(Exercise)
Write out the part of the nerve topography text below that starts with "The method then provides, for" and goes on through "given physiological parameter.", word for word.
── Passage for review
The method then provides a step of computing a spatial filtering matrix ϕ^DBF=[φ_h,j], φ_h,j being the localization index which represents the correlation between the h-th physiological signal and the area a_j of the cross section S. The spatial filtering matrix ϕ^DBF therefore makes it possible to evaluate which area a_j of the cross section S assigned to the modulation of the h-th parameter physiological.

The method then provides, for each h-th physiological signal, a step of generating a functional topography of the peripheral nerve 10 wherein each area a_j is graphically identified as a function of the corresponding value φ_h,j associated with it by the spatial filtering matrix ϕ^DBF [308].

With reference even at FIG. 3, the graphic visualization 400 of the functional topography can be obtained by associating a plurality of numerical ranges of the values φ_h,j to respective colours or colour shades. Furthermore, the graphic visualization 400 can be made more intuitive by adopting the technique of field lines (or isolines) in order to outline in the cross section S of the peripheral nerve 10 a perimeter Π containing the areas a_j correlated to a given physiological parameter.

With reference to FIGS. 4A and 4B, it is then possible to use the information contained in the functional topography obtained to accurately stimulate the portion of the peripheral nerve correlated to the physiological signal, and therefore assigned to the modulation of the physiological parameter, on which one wishes to intervene. Consulting the functional topography graphed in

FIG. 3, for example, it is possible to determine a portion 410 which shows a strong correlation with the target physiological parameter on which it is desired to intervene. Therefore, in this case, the method according to the present invention provides for a selective stimulation on this area by the channels of the electrode 100, for example through an electrical stimulation by the channels most adjacent to this portion 410.
────
── Source data
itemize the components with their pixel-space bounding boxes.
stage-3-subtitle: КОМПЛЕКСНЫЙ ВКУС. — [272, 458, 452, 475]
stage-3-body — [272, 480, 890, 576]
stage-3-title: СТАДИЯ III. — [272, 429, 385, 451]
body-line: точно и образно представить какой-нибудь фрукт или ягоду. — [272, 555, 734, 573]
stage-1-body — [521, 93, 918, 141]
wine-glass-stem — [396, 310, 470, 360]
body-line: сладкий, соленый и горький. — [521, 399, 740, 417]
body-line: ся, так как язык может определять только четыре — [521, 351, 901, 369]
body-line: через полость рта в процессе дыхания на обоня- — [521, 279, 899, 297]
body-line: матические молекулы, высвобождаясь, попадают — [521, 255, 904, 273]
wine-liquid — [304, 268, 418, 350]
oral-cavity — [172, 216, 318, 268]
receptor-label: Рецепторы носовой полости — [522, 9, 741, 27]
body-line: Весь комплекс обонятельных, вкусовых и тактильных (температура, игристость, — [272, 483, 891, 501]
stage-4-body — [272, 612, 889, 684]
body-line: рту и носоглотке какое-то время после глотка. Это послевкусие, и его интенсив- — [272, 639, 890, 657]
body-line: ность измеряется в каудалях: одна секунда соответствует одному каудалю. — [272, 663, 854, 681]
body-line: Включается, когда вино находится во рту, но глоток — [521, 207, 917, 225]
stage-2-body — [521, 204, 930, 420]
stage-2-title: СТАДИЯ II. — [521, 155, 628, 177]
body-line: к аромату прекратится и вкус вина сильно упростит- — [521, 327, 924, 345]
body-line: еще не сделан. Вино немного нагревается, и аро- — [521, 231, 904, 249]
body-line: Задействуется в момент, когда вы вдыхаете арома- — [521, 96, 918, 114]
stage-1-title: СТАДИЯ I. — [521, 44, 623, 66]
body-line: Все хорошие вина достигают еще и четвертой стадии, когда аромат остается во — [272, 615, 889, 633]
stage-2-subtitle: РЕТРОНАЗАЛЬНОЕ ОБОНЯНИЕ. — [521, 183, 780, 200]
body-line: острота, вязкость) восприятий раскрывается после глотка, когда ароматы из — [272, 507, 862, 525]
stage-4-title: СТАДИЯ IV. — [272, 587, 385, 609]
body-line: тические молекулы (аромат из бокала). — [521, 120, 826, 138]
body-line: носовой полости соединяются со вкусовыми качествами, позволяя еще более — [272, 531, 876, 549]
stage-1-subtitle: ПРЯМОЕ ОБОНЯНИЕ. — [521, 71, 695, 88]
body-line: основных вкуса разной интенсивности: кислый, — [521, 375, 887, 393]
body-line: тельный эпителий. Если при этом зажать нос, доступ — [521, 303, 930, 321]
────
(Expected answer)
The method then provides, for each h-th physiological signal, a step of generating a functional topography of the peripheral nerve 10 wherein each area a_j is graphically identified as a function of the corresponding value φ_h,j associated with it by the spatial filtering matrix ϕ^DBF [308].

With reference even at FIG. 3, the graphic visualization 400 of the functional topography can be obtained by associating a plurality of numerical ranges of the values φ_h,j to respective colours or colour shades. Furthermore, the graphic visualization 400 can be made more intuitive by adopting the technique of field lines (or isolines) in order to outline in the cross section S of the peripheral nerve 10 a perimeter Π containing the areas a_j correlated to a given physiological parameter.